Find how many lines hold the word "image" and give that number only.

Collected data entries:

•••••

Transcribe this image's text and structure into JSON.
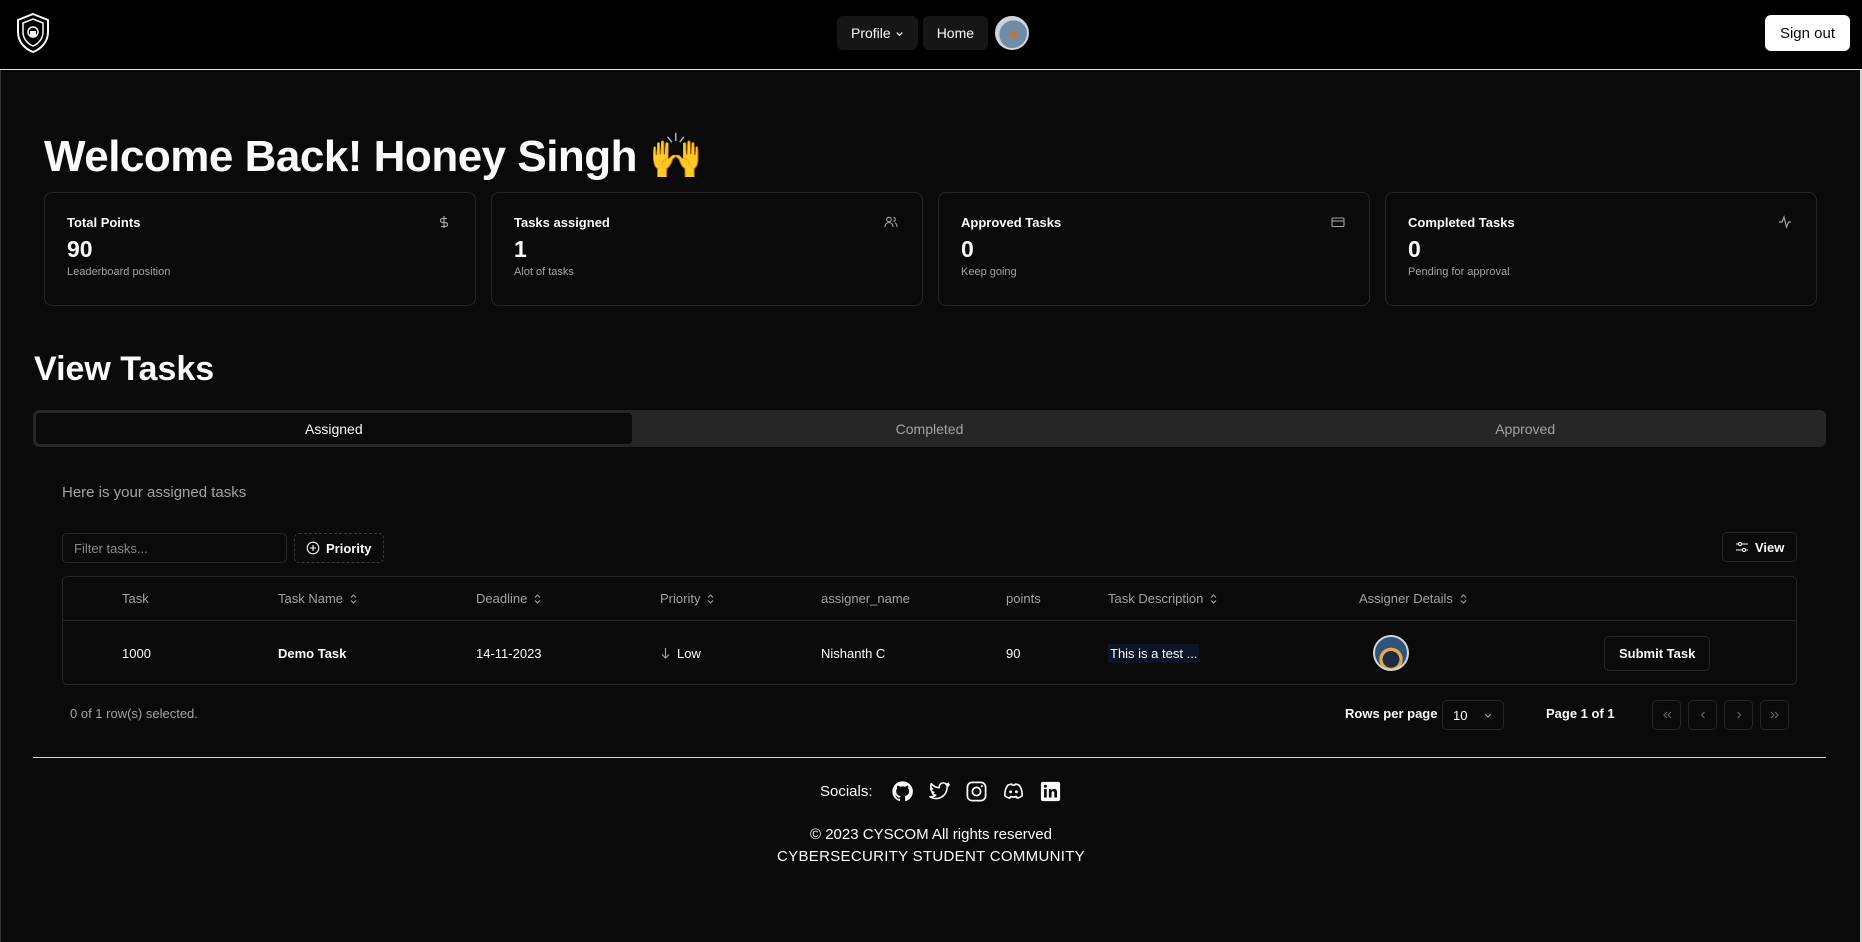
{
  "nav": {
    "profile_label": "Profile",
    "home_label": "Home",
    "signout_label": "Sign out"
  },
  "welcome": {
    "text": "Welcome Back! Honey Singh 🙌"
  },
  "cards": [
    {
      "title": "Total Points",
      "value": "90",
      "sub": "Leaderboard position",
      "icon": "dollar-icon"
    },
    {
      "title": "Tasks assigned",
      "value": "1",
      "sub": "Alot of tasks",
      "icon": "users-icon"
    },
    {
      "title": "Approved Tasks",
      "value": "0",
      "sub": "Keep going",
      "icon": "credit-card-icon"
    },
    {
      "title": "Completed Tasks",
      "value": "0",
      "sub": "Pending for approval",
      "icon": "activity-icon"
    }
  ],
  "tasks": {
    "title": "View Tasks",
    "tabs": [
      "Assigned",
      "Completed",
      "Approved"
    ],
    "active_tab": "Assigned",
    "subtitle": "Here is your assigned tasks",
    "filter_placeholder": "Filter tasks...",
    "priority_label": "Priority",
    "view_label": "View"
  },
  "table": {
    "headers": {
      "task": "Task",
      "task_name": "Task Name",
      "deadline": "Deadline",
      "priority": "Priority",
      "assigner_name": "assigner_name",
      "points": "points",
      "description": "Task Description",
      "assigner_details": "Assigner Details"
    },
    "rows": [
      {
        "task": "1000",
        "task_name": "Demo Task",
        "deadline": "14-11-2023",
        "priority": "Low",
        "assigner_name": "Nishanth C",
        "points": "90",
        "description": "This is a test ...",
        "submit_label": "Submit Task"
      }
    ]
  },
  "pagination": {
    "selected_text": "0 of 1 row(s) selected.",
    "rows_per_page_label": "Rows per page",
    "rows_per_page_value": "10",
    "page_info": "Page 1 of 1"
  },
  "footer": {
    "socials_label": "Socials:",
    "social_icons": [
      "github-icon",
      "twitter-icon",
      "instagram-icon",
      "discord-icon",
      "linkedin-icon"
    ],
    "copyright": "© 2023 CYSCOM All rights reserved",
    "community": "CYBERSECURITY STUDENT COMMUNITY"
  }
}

•••••

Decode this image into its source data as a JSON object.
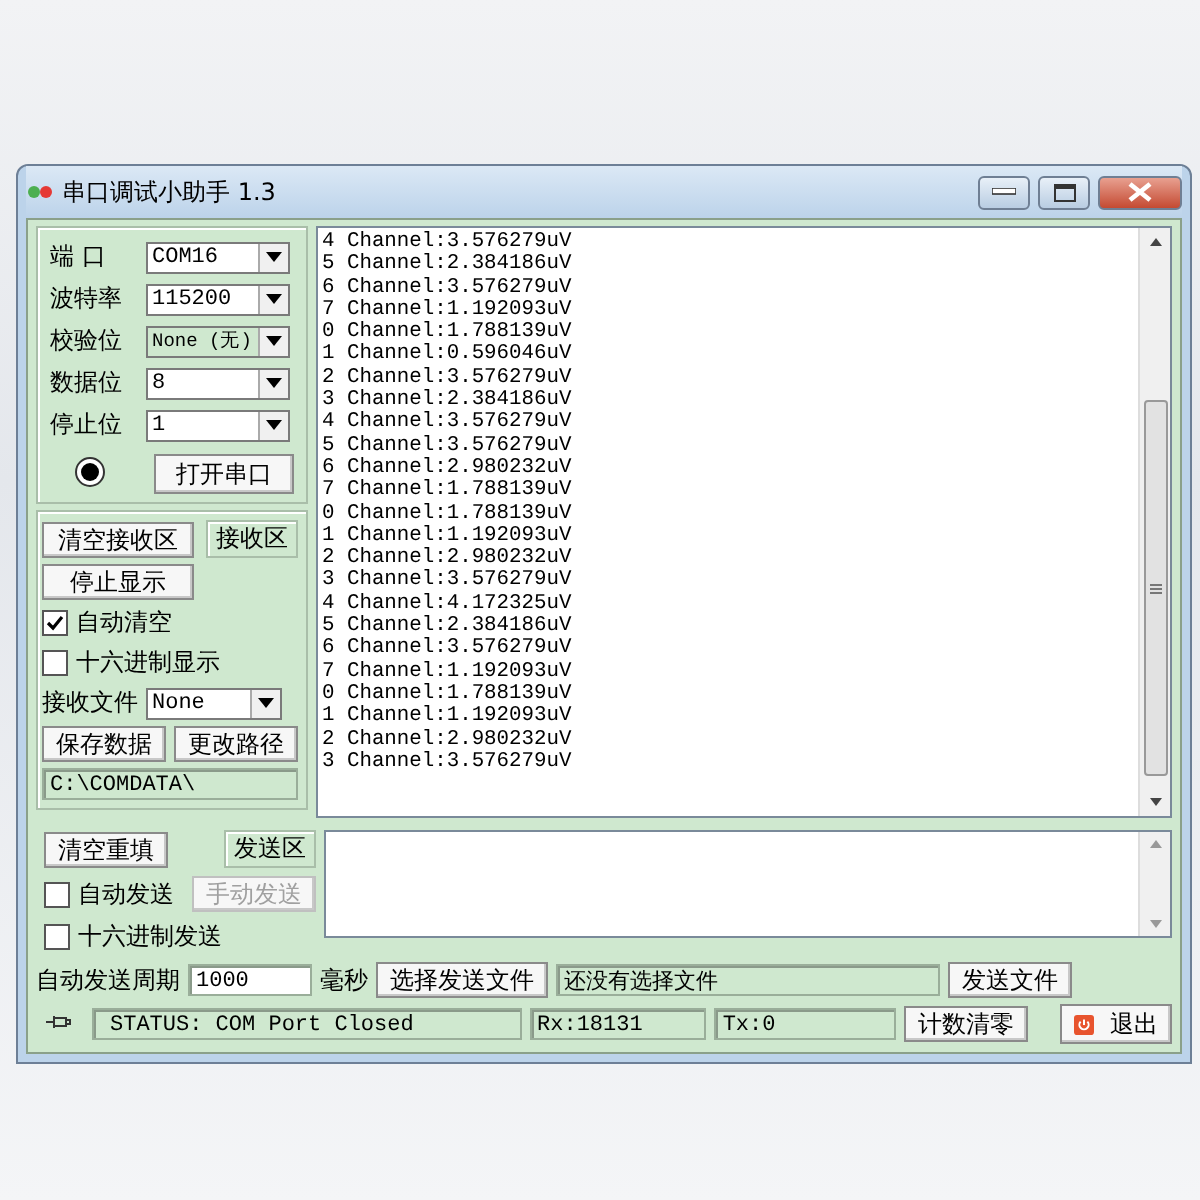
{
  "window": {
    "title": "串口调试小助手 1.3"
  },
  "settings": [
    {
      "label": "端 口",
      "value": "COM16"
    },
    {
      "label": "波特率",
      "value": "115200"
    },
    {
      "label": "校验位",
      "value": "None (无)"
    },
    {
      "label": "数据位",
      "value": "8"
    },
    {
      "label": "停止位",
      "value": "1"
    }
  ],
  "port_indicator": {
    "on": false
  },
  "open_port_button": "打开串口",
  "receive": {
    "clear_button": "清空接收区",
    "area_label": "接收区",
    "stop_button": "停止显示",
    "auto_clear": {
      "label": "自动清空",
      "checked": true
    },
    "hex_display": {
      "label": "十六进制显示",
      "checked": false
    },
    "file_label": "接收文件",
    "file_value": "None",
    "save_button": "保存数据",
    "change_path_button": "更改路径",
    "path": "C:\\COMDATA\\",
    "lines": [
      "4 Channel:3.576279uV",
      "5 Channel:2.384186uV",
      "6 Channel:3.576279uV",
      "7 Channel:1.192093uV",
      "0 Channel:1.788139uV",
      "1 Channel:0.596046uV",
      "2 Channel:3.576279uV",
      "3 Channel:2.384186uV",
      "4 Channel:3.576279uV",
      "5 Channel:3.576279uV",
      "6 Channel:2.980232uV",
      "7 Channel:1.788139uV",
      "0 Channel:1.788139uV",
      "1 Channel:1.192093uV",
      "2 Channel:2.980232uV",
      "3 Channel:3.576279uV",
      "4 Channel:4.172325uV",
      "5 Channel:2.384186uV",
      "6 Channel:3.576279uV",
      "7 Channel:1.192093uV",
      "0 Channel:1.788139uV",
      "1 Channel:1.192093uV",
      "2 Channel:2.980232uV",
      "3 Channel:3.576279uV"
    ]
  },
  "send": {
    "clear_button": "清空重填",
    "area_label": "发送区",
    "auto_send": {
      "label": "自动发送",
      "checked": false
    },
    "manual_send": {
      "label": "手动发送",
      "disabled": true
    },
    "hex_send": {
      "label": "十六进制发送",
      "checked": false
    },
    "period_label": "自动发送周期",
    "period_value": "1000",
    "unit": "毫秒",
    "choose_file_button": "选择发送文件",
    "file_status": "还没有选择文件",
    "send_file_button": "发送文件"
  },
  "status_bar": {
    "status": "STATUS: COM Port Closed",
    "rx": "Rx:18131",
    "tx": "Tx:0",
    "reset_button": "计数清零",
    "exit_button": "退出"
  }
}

•••••

▶ _TASK OUTPUT_
2